** Aim **
From the material below, list every line containing "hour".

--- START OF Items ---

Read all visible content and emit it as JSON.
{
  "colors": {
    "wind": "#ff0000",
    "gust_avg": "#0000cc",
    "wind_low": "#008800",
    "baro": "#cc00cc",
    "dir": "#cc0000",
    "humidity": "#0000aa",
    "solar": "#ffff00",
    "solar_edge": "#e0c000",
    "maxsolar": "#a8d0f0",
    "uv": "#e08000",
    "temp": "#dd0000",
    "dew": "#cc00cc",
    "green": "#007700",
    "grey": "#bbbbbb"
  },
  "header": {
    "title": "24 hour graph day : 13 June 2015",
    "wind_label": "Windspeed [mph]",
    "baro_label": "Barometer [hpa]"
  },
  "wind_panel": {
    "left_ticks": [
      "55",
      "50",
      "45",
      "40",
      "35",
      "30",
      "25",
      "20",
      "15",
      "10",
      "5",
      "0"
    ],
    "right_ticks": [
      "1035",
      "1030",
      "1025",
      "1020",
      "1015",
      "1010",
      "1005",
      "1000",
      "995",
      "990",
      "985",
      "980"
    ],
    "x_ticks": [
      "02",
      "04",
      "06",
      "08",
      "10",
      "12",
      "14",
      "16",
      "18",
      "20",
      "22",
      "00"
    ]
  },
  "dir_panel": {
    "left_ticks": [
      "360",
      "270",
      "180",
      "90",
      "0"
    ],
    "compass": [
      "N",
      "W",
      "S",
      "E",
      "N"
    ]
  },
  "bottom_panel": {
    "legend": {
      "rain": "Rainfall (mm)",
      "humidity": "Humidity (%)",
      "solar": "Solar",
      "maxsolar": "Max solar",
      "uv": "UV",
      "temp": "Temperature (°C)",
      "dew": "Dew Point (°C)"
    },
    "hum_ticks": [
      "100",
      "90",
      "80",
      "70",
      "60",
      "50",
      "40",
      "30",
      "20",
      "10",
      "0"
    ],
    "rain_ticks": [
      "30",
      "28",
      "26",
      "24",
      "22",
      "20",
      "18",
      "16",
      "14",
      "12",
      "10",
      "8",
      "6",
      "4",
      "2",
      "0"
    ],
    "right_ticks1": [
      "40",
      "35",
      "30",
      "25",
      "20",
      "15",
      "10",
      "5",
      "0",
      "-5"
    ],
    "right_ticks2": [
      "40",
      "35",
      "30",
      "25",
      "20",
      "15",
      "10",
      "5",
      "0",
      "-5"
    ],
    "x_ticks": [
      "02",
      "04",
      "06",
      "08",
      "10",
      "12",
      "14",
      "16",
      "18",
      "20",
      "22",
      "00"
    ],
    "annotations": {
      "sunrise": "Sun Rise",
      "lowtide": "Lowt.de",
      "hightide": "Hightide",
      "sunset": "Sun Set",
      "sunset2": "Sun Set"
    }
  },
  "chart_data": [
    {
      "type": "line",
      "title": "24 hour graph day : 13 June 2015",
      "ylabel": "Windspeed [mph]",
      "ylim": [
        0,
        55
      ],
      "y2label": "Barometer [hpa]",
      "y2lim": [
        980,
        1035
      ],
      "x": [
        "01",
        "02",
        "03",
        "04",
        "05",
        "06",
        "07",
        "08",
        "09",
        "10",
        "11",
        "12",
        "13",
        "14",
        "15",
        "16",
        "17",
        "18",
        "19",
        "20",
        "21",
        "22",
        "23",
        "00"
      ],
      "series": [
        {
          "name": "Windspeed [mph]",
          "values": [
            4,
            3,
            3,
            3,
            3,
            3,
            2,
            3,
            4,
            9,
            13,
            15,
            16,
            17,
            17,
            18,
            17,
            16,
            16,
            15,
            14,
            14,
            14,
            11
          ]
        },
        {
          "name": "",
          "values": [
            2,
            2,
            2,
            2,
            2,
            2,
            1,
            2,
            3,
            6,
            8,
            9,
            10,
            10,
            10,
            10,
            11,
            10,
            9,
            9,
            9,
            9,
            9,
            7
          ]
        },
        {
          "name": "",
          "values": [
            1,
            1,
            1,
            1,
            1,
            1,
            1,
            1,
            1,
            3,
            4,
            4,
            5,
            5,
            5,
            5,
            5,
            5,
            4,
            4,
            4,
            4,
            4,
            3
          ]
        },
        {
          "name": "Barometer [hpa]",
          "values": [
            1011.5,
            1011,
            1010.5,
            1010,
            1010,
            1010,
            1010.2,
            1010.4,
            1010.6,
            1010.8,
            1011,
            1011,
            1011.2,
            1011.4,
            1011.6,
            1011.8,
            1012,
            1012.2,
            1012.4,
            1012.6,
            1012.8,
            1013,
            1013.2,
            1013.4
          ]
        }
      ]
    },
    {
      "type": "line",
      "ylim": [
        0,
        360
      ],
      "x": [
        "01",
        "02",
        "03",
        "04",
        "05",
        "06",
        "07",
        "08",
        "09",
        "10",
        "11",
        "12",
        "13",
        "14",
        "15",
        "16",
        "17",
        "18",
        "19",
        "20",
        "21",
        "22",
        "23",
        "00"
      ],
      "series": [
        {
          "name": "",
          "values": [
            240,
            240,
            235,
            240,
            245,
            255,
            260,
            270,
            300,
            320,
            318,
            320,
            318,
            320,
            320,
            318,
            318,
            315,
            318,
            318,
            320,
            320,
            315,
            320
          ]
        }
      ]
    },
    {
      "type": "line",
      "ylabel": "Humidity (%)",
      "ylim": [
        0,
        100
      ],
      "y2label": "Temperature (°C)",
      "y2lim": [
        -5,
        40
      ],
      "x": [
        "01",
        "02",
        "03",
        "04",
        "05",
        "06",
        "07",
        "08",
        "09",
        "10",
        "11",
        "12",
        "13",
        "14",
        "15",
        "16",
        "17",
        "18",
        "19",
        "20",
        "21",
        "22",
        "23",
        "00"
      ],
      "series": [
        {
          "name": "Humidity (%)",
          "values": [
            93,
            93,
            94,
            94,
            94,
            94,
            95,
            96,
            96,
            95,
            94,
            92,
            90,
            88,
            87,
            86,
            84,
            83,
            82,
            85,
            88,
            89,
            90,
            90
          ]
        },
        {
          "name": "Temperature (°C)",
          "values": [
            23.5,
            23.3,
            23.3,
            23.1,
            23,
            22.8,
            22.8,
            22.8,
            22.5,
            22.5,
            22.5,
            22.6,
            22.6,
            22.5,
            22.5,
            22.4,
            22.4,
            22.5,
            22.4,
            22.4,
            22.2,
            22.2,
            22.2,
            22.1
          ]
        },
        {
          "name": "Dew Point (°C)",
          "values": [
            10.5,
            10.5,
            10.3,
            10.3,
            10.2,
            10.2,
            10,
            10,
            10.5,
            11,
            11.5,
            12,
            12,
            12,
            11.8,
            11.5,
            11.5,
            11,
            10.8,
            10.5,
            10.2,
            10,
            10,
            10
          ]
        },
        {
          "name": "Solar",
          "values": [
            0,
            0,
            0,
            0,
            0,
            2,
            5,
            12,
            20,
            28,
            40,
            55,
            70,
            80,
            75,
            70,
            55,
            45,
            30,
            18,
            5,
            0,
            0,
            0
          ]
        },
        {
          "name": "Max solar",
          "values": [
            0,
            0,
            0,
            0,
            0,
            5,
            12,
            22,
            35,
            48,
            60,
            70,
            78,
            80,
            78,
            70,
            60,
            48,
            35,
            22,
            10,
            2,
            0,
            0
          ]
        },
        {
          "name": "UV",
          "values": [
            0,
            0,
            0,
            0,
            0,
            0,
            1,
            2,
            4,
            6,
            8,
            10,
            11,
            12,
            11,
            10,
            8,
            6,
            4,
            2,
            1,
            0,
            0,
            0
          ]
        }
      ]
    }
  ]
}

--- END OF Items ---

** Reply to the exercise **
    "title": "24 hour graph day : 13 June 2015",
      "title": "24 hour graph day : 13 June 2015",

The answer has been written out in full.